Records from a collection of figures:
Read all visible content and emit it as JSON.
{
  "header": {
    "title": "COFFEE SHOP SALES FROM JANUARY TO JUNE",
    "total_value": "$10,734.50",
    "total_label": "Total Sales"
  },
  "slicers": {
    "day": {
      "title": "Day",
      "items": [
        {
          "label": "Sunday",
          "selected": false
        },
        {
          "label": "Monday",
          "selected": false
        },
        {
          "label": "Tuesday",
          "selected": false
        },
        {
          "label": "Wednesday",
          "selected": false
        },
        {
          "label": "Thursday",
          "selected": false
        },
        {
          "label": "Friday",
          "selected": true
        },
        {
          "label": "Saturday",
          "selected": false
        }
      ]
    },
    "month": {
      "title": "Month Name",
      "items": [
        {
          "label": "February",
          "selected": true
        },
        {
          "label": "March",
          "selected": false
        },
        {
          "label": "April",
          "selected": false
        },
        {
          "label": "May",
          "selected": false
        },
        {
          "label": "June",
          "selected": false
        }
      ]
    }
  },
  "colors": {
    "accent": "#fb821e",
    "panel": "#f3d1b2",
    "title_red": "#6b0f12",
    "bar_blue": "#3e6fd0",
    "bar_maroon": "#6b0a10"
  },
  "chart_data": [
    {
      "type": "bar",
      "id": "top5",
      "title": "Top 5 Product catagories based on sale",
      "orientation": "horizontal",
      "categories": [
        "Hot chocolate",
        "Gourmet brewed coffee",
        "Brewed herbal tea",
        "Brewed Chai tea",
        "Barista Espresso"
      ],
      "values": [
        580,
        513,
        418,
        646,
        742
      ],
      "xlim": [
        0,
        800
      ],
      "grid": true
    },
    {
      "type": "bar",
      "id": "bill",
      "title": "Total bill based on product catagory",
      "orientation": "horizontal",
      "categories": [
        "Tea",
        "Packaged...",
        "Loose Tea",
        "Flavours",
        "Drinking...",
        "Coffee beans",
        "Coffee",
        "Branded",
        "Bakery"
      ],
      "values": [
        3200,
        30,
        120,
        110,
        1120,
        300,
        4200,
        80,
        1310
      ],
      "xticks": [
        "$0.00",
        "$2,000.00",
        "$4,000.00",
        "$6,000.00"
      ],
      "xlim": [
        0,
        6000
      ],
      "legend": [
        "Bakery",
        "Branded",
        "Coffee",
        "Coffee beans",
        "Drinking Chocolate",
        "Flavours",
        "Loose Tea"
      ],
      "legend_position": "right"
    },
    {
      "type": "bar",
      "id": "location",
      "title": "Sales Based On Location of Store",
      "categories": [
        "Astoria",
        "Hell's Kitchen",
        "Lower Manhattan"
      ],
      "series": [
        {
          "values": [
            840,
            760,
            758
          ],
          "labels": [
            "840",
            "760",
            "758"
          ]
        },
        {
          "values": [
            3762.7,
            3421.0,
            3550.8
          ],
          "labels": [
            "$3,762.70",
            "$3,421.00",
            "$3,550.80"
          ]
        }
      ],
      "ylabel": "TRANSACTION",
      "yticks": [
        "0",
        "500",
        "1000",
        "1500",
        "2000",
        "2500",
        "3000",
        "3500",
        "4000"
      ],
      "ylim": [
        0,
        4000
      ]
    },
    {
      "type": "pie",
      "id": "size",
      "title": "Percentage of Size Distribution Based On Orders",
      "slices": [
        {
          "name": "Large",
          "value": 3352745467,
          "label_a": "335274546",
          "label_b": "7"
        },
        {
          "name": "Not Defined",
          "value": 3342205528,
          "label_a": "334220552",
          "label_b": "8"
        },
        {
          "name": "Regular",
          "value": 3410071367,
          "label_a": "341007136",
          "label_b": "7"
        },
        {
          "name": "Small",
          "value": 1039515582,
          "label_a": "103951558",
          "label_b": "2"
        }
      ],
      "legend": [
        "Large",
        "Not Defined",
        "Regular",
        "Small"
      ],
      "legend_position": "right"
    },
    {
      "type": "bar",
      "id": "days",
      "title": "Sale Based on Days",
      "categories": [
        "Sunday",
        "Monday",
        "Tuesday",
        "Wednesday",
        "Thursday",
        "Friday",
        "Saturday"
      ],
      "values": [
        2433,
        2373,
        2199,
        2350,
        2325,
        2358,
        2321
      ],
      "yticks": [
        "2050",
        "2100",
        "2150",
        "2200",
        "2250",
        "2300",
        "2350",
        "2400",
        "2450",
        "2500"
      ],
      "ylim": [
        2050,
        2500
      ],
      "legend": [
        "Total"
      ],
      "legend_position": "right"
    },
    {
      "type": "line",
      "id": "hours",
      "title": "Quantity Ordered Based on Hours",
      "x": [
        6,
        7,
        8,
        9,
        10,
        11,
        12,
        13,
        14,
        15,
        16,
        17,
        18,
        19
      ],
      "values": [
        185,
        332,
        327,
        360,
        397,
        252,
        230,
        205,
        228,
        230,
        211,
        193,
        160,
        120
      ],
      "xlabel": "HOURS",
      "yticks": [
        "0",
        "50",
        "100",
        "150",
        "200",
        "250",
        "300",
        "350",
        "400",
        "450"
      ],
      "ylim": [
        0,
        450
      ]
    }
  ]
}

● **Required work**
Restate every record exactly, leaving nothing out.

● **Complete response**
Read all visible content and emit it as JSON.
{
  "header": {
    "title": "COFFEE SHOP SALES FROM JANUARY TO JUNE",
    "total_value": "$10,734.50",
    "total_label": "Total Sales"
  },
  "slicers": {
    "day": {
      "title": "Day",
      "items": [
        {
          "label": "Sunday",
          "selected": false
        },
        {
          "label": "Monday",
          "selected": false
        },
        {
          "label": "Tuesday",
          "selected": false
        },
        {
          "label": "Wednesday",
          "selected": false
        },
        {
          "label": "Thursday",
          "selected": false
        },
        {
          "label": "Friday",
          "selected": true
        },
        {
          "label": "Saturday",
          "selected": false
        }
      ]
    },
    "month": {
      "title": "Month Name",
      "items": [
        {
          "label": "February",
          "selected": true
        },
        {
          "label": "March",
          "selected": false
        },
        {
          "label": "April",
          "selected": false
        },
        {
          "label": "May",
          "selected": false
        },
        {
          "label": "June",
          "selected": false
        }
      ]
    }
  },
  "colors": {
    "accent": "#fb821e",
    "panel": "#f3d1b2",
    "title_red": "#6b0f12",
    "bar_blue": "#3e6fd0",
    "bar_maroon": "#6b0a10"
  },
  "chart_data": [
    {
      "type": "bar",
      "id": "top5",
      "title": "Top 5 Product catagories based on sale",
      "orientation": "horizontal",
      "categories": [
        "Hot chocolate",
        "Gourmet brewed coffee",
        "Brewed herbal tea",
        "Brewed Chai tea",
        "Barista Espresso"
      ],
      "values": [
        580,
        513,
        418,
        646,
        742
      ],
      "xlim": [
        0,
        800
      ],
      "grid": true
    },
    {
      "type": "bar",
      "id": "bill",
      "title": "Total bill based on product catagory",
      "orientation": "horizontal",
      "categories": [
        "Tea",
        "Packaged...",
        "Loose Tea",
        "Flavours",
        "Drinking...",
        "Coffee beans",
        "Coffee",
        "Branded",
        "Bakery"
      ],
      "values": [
        3200,
        30,
        120,
        110,
        1120,
        300,
        4200,
        80,
        1310
      ],
      "xticks": [
        "$0.00",
        "$2,000.00",
        "$4,000.00",
        "$6,000.00"
      ],
      "xlim": [
        0,
        6000
      ],
      "legend": [
        "Bakery",
        "Branded",
        "Coffee",
        "Coffee beans",
        "Drinking Chocolate",
        "Flavours",
        "Loose Tea"
      ],
      "legend_position": "right"
    },
    {
      "type": "bar",
      "id": "location",
      "title": "Sales Based On Location of Store",
      "categories": [
        "Astoria",
        "Hell's Kitchen",
        "Lower Manhattan"
      ],
      "series": [
        {
          "values": [
            840,
            760,
            758
          ],
          "labels": [
            "840",
            "760",
            "758"
          ]
        },
        {
          "values": [
            3762.7,
            3421.0,
            3550.8
          ],
          "labels": [
            "$3,762.70",
            "$3,421.00",
            "$3,550.80"
          ]
        }
      ],
      "ylabel": "TRANSACTION",
      "yticks": [
        "0",
        "500",
        "1000",
        "1500",
        "2000",
        "2500",
        "3000",
        "3500",
        "4000"
      ],
      "ylim": [
        0,
        4000
      ]
    },
    {
      "type": "pie",
      "id": "size",
      "title": "Percentage of Size Distribution Based On Orders",
      "slices": [
        {
          "name": "Large",
          "value": 3352745467,
          "label_a": "335274546",
          "label_b": "7"
        },
        {
          "name": "Not Defined",
          "value": 3342205528,
          "label_a": "334220552",
          "label_b": "8"
        },
        {
          "name": "Regular",
          "value": 3410071367,
          "label_a": "341007136",
          "label_b": "7"
        },
        {
          "name": "Small",
          "value": 1039515582,
          "label_a": "103951558",
          "label_b": "2"
        }
      ],
      "legend": [
        "Large",
        "Not Defined",
        "Regular",
        "Small"
      ],
      "legend_position": "right"
    },
    {
      "type": "bar",
      "id": "days",
      "title": "Sale Based on Days",
      "categories": [
        "Sunday",
        "Monday",
        "Tuesday",
        "Wednesday",
        "Thursday",
        "Friday",
        "Saturday"
      ],
      "values": [
        2433,
        2373,
        2199,
        2350,
        2325,
        2358,
        2321
      ],
      "yticks": [
        "2050",
        "2100",
        "2150",
        "2200",
        "2250",
        "2300",
        "2350",
        "2400",
        "2450",
        "2500"
      ],
      "ylim": [
        2050,
        2500
      ],
      "legend": [
        "Total"
      ],
      "legend_position": "right"
    },
    {
      "type": "line",
      "id": "hours",
      "title": "Quantity Ordered Based on Hours",
      "x": [
        6,
        7,
        8,
        9,
        10,
        11,
        12,
        13,
        14,
        15,
        16,
        17,
        18,
        19
      ],
      "values": [
        185,
        332,
        327,
        360,
        397,
        252,
        230,
        205,
        228,
        230,
        211,
        193,
        160,
        120
      ],
      "xlabel": "HOURS",
      "yticks": [
        "0",
        "50",
        "100",
        "150",
        "200",
        "250",
        "300",
        "350",
        "400",
        "450"
      ],
      "ylim": [
        0,
        450
      ]
    }
  ]
}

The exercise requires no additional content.